• _WORK TO BE COMPLETED_
Reproduce word for word the stretch of the Fear Street: Prom Queen soundtrack passage from "Film score by" through "and released through Netflix Music on May 23, 2025.".

• _PASSAGE_

....

Film score by the Newton Brothers
- Released: May 23, 2025
- Recorded: 2024–2025
- Genre: Film score
- Length: 31:31
- Label: Netflix Music
- Producer: The Newton Brothers

The Newton Brothers chronology
| Daredevil: Born Again (2025) | Fear Street: Prom Queen (2025) | The Life of Chuck (2025) |

= Fear Street: Prom Queen (soundtrack) =

Fear Street: Prom Queen (Soundtrack from the Netflix Film) is the film score to the 2025 film Fear Street: Prom Queen directed by Matt Palmer, based on the novel The Prom Queen (1992) from the Fear Street book series and the fourth installment in the Fear Street film series. The film score is composed by the Newton Brothers and released through Netflix Music on May 23, 2025.

== Background ==
The Newton Brothers was announced to compose the film score in April 2025, replacing Marco Beltrami who co-composed the previous films in the instalment with his assistants. Palmer instructed the team to work on a "synth-heavy" score despite the film's setting in 1988. Nora Felder worked as the music supervisor, who selected some of the successful singles from 1988. According to Palmer, "The challenging thing about the needle drops is there's so much great music from 1988 that it was tough to pick between different tunes [...] Sometimes it was real heavyweight head-to-heads for certain scenes. Some of the songs, like 'I'm Not Scared' [by Eighth Wonder] and ['White Wedding' by] Billy Idol, were right there from the script stage, but with others we experimented with different ones. It was tough to choose, because 1988 was a really good year for music."

== Release ==
The score album was released through Netflix Music on May 23, 2025.

== Reception ==
Dennis Harvey of Variety wrote "The Newton Brothers' original score hews to a similar synthy template." Hannah Rose of Comic Book Resources wrote "The original synthwave score, courtesy of the Newton Brothers, is a standout. It sounds like the lovechild of John Carpenter, Power Glove, and the soundtracks of the Puppet Combo horror games." Mark Burger of Yes! Weekly wrote "[The Newton Brothers'] score (heavy on synthesizers) is very much in keeping with the '80s setting." Andrew Parker of TheGATE.ca called it "a nice synth heavy score from The Newton Brothers that makes the cool decision to be more like Goblin and Tangerine Dream than John Carpenter for a change (with some serious Sorcerer vibes at times, which is nice, even though it's not a horror film)". Kat Hughes of The Hollywood News wrote "The score itself is synth heavy, riffing quite strongly in sections on Disasterpeace's mesmeric It Follows score."

....

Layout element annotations
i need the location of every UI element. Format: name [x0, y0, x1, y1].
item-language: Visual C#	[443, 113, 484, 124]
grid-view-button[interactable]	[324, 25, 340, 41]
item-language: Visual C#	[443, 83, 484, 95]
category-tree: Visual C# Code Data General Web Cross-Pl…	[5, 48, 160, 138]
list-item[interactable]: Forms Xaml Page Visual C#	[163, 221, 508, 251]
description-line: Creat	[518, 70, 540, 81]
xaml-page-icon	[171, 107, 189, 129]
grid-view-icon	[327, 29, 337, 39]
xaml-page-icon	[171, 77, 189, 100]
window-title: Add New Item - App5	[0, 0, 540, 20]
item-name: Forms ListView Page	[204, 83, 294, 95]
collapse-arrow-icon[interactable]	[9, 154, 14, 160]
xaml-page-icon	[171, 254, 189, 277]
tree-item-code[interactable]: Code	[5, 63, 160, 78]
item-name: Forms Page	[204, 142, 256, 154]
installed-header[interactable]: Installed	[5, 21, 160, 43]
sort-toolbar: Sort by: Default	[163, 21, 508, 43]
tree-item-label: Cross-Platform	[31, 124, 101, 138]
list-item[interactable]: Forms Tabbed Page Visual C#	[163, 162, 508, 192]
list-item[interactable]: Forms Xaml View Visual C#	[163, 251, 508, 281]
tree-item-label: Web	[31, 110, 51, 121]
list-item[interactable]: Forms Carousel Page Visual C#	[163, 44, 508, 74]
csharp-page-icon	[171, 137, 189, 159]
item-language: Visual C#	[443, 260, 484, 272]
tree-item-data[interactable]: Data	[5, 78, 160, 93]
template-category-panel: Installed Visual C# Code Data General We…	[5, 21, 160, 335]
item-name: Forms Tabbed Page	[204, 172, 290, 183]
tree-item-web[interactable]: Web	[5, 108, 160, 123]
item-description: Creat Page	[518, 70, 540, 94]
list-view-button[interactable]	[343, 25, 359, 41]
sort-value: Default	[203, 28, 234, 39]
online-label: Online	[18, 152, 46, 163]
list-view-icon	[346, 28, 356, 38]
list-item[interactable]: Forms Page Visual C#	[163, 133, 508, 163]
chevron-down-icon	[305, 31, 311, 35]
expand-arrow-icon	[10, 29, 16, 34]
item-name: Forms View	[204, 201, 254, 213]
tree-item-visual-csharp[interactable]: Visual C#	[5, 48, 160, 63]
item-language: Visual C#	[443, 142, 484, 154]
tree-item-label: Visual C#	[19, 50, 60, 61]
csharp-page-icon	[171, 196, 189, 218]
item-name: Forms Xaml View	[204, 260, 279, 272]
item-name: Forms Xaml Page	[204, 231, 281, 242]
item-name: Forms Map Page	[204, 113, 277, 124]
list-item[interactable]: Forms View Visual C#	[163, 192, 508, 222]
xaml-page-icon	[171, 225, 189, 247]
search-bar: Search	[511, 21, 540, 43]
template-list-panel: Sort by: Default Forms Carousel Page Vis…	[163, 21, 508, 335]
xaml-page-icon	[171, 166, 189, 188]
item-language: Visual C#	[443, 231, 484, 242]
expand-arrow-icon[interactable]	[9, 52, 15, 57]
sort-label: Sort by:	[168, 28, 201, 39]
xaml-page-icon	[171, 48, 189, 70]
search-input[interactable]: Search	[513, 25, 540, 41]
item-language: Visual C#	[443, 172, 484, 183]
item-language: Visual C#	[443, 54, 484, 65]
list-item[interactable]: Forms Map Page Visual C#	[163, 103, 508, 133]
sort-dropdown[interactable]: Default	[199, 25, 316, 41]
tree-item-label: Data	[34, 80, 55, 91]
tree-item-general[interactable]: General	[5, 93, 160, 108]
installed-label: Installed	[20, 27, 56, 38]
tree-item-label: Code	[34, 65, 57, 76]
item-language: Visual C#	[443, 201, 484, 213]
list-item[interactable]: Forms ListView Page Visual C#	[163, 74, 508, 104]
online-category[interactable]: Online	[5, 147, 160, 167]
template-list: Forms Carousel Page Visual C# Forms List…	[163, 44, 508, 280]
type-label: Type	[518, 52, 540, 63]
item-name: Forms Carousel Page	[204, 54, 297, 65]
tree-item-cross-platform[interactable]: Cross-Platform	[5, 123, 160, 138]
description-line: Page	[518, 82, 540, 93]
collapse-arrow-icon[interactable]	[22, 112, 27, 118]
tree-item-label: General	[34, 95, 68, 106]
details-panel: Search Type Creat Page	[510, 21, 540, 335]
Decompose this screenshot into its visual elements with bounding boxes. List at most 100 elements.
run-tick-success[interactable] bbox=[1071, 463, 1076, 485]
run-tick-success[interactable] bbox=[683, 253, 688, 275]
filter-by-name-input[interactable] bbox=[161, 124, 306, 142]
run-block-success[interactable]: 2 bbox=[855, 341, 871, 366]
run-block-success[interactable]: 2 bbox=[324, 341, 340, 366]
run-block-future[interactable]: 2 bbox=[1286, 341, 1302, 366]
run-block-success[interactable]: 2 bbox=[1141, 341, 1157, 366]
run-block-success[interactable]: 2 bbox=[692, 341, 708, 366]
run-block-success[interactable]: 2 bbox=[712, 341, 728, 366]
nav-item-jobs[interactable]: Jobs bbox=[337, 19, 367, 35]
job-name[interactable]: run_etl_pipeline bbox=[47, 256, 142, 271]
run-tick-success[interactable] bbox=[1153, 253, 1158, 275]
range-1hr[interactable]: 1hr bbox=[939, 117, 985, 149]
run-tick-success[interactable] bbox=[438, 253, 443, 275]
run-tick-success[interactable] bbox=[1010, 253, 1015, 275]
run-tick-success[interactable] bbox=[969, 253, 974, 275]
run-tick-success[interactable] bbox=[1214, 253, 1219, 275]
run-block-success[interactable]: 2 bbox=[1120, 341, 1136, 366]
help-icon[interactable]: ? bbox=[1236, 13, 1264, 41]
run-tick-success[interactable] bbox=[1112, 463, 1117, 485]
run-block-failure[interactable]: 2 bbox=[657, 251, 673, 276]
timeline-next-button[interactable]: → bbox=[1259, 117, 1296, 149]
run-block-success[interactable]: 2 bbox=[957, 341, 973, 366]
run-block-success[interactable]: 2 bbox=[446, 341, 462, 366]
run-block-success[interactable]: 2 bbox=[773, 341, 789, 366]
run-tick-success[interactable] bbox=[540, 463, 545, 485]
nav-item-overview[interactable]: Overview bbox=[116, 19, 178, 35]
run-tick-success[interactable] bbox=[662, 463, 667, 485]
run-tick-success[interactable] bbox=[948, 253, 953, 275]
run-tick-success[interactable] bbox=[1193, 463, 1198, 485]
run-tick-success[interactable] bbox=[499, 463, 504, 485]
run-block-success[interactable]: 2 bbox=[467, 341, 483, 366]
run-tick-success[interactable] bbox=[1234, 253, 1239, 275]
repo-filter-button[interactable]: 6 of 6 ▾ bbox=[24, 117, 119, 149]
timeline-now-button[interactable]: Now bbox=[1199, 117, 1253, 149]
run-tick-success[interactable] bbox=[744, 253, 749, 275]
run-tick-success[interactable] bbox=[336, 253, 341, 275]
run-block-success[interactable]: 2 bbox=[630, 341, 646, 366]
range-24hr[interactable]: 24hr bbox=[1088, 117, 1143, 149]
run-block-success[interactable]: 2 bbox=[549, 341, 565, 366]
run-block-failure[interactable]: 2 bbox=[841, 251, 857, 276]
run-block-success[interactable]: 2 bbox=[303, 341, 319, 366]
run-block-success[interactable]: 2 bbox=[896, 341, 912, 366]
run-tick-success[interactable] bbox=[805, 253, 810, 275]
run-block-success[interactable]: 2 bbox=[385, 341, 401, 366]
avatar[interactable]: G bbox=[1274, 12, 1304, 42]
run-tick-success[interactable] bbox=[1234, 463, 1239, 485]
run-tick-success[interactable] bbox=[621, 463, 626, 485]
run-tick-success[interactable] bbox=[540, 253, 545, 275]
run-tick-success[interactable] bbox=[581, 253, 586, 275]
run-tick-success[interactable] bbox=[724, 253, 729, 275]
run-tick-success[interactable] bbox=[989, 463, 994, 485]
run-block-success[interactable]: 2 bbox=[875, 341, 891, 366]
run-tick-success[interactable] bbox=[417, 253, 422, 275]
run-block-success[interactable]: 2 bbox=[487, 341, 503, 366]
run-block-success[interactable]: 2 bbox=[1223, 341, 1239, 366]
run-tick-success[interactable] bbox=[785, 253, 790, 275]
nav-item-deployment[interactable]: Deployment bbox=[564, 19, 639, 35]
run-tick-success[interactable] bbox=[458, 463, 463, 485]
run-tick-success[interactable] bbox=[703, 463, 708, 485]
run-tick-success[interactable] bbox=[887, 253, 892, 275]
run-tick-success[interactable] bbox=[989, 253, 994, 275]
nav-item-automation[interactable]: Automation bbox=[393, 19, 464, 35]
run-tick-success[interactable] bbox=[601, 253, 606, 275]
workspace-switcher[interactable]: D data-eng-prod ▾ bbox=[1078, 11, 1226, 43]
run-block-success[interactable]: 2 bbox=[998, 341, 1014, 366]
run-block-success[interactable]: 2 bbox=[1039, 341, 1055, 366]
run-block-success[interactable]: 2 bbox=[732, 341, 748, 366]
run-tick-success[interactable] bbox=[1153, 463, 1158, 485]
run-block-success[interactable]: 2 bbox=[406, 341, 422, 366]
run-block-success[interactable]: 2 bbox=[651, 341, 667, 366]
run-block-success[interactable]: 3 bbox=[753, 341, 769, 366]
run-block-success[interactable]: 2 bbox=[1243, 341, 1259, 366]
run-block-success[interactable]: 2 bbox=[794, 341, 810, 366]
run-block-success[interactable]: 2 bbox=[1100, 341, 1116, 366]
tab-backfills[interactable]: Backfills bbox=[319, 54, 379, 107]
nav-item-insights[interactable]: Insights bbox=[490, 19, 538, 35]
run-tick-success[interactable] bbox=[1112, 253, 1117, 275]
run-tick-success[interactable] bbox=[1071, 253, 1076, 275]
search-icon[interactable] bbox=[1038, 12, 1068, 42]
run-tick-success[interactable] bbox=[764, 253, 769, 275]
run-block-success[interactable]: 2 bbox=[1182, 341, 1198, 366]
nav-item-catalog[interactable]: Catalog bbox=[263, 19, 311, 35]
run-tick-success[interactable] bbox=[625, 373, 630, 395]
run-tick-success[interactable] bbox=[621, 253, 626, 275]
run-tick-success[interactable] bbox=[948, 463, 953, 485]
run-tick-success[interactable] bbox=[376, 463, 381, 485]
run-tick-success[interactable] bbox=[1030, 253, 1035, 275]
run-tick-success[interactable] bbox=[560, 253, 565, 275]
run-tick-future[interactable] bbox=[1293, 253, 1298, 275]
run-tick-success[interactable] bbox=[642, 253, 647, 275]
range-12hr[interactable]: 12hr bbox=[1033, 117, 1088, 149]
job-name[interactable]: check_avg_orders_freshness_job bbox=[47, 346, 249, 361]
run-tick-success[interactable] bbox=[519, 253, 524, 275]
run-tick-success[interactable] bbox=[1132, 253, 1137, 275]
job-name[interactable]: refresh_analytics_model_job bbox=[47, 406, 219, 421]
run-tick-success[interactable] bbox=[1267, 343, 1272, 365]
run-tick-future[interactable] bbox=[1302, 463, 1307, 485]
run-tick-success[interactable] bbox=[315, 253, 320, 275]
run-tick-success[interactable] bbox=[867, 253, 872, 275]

....

• _ANSWER TO THIS TASK_
Film score by the Newton Brothers
- Released: May 23, 2025
- Recorded: 2024–2025
- Genre: Film score
- Length: 31:31
- Label: Netflix Music
- Producer: The Newton Brothers

The Newton Brothers chronology
| Daredevil: Born Again (2025) | Fear Street: Prom Queen (2025) | The Life of Chuck (2025) |

= Fear Street: Prom Queen (soundtrack) =

Fear Street: Prom Queen (Soundtrack from the Netflix Film) is the film score to the 2025 film Fear Street: Prom Queen directed by Matt Palmer, based on the novel The Prom Queen (1992) from the Fear Street book series and the fourth installment in the Fear Street film series. The film score is composed by the Newton Brothers and released through Netflix Music on May 23, 2025.